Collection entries
============================================================

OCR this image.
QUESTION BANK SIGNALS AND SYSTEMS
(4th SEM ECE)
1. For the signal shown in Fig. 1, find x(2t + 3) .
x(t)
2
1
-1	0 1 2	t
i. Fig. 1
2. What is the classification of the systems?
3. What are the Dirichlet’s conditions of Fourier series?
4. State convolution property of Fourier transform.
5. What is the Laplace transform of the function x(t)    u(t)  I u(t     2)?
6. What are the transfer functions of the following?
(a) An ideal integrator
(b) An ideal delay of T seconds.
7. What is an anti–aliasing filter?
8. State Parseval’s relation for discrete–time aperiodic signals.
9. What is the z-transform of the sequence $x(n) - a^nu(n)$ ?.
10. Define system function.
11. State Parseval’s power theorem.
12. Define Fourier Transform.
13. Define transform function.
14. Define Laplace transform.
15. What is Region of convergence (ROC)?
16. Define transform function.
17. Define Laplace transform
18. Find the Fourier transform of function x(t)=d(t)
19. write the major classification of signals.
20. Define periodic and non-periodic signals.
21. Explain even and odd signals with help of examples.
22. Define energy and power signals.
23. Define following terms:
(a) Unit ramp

============================================================

- _EXERCISE INSTRUCTIONS_
Count the lines in which the string "Laplace" appears, then report only that figure.

- _FINAL RESULT_
3